# EXERCISE PROMPT
Restate the records in their entirety, word for word.

Extracted records
:::

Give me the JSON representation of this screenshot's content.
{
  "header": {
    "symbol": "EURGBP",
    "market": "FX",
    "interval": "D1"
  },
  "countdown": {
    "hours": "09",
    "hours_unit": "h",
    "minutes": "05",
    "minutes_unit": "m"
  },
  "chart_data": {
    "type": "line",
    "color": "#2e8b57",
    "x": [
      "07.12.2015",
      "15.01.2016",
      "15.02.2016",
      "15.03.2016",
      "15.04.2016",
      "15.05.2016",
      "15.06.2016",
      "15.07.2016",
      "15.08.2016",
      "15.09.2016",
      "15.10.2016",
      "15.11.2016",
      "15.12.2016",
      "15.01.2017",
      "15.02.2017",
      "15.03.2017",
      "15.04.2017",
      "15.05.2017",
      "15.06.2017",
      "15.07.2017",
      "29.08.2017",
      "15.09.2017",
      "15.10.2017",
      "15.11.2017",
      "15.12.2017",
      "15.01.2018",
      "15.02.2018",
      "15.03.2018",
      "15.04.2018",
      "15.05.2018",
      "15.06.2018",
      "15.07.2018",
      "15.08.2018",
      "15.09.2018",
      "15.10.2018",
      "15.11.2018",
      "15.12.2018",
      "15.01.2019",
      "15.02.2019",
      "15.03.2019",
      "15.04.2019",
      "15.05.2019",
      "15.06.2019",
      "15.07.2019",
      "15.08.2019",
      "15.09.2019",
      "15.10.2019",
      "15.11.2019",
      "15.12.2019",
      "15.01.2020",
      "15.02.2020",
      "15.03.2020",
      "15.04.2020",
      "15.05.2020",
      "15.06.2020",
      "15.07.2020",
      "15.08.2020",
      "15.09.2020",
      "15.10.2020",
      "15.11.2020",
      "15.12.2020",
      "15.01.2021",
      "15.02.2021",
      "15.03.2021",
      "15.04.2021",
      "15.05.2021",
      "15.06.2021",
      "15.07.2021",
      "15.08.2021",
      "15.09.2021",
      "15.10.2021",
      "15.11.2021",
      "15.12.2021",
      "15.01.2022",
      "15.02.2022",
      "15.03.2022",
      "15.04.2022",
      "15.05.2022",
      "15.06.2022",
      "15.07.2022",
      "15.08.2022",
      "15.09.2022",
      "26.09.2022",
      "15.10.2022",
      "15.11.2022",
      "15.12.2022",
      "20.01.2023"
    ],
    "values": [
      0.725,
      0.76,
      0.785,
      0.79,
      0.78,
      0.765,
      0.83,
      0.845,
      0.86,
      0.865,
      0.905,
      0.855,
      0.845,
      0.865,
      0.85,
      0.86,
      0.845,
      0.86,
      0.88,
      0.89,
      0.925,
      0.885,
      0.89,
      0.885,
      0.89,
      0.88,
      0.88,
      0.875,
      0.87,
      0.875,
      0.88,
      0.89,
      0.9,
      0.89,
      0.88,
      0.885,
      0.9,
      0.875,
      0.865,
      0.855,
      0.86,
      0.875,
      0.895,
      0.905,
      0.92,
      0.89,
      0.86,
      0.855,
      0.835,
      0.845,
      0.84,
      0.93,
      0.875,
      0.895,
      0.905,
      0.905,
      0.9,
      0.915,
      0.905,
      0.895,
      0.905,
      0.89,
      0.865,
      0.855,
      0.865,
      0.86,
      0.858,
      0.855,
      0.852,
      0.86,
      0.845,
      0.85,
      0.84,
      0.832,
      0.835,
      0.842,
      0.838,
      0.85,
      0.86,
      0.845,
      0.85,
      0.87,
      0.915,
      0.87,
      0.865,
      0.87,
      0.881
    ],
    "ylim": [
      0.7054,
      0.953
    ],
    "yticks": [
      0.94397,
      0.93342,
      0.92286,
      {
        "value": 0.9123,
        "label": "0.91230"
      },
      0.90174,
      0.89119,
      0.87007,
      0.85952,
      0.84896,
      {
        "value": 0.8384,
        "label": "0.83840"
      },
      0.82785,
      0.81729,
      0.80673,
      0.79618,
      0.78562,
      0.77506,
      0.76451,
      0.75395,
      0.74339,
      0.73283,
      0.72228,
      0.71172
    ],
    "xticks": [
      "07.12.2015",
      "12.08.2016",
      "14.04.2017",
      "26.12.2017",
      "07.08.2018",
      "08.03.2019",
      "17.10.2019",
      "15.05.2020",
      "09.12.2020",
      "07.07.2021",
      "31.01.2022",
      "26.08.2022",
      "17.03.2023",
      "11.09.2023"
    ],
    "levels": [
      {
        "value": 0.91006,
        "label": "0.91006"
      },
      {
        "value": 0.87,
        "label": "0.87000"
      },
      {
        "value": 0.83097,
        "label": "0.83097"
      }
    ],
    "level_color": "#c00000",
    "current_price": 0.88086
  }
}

:::

# SOLVED PROBLEM
Give me the JSON representation of this screenshot's content.
{
  "header": {
    "symbol": "EURGBP",
    "market": "FX",
    "interval": "D1"
  },
  "countdown": {
    "hours": "09",
    "hours_unit": "h",
    "minutes": "05",
    "minutes_unit": "m"
  },
  "chart_data": {
    "type": "line",
    "color": "#2e8b57",
    "x": [
      "07.12.2015",
      "15.01.2016",
      "15.02.2016",
      "15.03.2016",
      "15.04.2016",
      "15.05.2016",
      "15.06.2016",
      "15.07.2016",
      "15.08.2016",
      "15.09.2016",
      "15.10.2016",
      "15.11.2016",
      "15.12.2016",
      "15.01.2017",
      "15.02.2017",
      "15.03.2017",
      "15.04.2017",
      "15.05.2017",
      "15.06.2017",
      "15.07.2017",
      "29.08.2017",
      "15.09.2017",
      "15.10.2017",
      "15.11.2017",
      "15.12.2017",
      "15.01.2018",
      "15.02.2018",
      "15.03.2018",
      "15.04.2018",
      "15.05.2018",
      "15.06.2018",
      "15.07.2018",
      "15.08.2018",
      "15.09.2018",
      "15.10.2018",
      "15.11.2018",
      "15.12.2018",
      "15.01.2019",
      "15.02.2019",
      "15.03.2019",
      "15.04.2019",
      "15.05.2019",
      "15.06.2019",
      "15.07.2019",
      "15.08.2019",
      "15.09.2019",
      "15.10.2019",
      "15.11.2019",
      "15.12.2019",
      "15.01.2020",
      "15.02.2020",
      "15.03.2020",
      "15.04.2020",
      "15.05.2020",
      "15.06.2020",
      "15.07.2020",
      "15.08.2020",
      "15.09.2020",
      "15.10.2020",
      "15.11.2020",
      "15.12.2020",
      "15.01.2021",
      "15.02.2021",
      "15.03.2021",
      "15.04.2021",
      "15.05.2021",
      "15.06.2021",
      "15.07.2021",
      "15.08.2021",
      "15.09.2021",
      "15.10.2021",
      "15.11.2021",
      "15.12.2021",
      "15.01.2022",
      "15.02.2022",
      "15.03.2022",
      "15.04.2022",
      "15.05.2022",
      "15.06.2022",
      "15.07.2022",
      "15.08.2022",
      "15.09.2022",
      "26.09.2022",
      "15.10.2022",
      "15.11.2022",
      "15.12.2022",
      "20.01.2023"
    ],
    "values": [
      0.725,
      0.76,
      0.785,
      0.79,
      0.78,
      0.765,
      0.83,
      0.845,
      0.86,
      0.865,
      0.905,
      0.855,
      0.845,
      0.865,
      0.85,
      0.86,
      0.845,
      0.86,
      0.88,
      0.89,
      0.925,
      0.885,
      0.89,
      0.885,
      0.89,
      0.88,
      0.88,
      0.875,
      0.87,
      0.875,
      0.88,
      0.89,
      0.9,
      0.89,
      0.88,
      0.885,
      0.9,
      0.875,
      0.865,
      0.855,
      0.86,
      0.875,
      0.895,
      0.905,
      0.92,
      0.89,
      0.86,
      0.855,
      0.835,
      0.845,
      0.84,
      0.93,
      0.875,
      0.895,
      0.905,
      0.905,
      0.9,
      0.915,
      0.905,
      0.895,
      0.905,
      0.89,
      0.865,
      0.855,
      0.865,
      0.86,
      0.858,
      0.855,
      0.852,
      0.86,
      0.845,
      0.85,
      0.84,
      0.832,
      0.835,
      0.842,
      0.838,
      0.85,
      0.86,
      0.845,
      0.85,
      0.87,
      0.915,
      0.87,
      0.865,
      0.87,
      0.881
    ],
    "ylim": [
      0.7054,
      0.953
    ],
    "yticks": [
      0.94397,
      0.93342,
      0.92286,
      {
        "value": 0.9123,
        "label": "0.91230"
      },
      0.90174,
      0.89119,
      0.87007,
      0.85952,
      0.84896,
      {
        "value": 0.8384,
        "label": "0.83840"
      },
      0.82785,
      0.81729,
      0.80673,
      0.79618,
      0.78562,
      0.77506,
      0.76451,
      0.75395,
      0.74339,
      0.73283,
      0.72228,
      0.71172
    ],
    "xticks": [
      "07.12.2015",
      "12.08.2016",
      "14.04.2017",
      "26.12.2017",
      "07.08.2018",
      "08.03.2019",
      "17.10.2019",
      "15.05.2020",
      "09.12.2020",
      "07.07.2021",
      "31.01.2022",
      "26.08.2022",
      "17.03.2023",
      "11.09.2023"
    ],
    "levels": [
      {
        "value": 0.91006,
        "label": "0.91006"
      },
      {
        "value": 0.87,
        "label": "0.87000"
      },
      {
        "value": 0.83097,
        "label": "0.83097"
      }
    ],
    "level_color": "#c00000",
    "current_price": 0.88086
  }
}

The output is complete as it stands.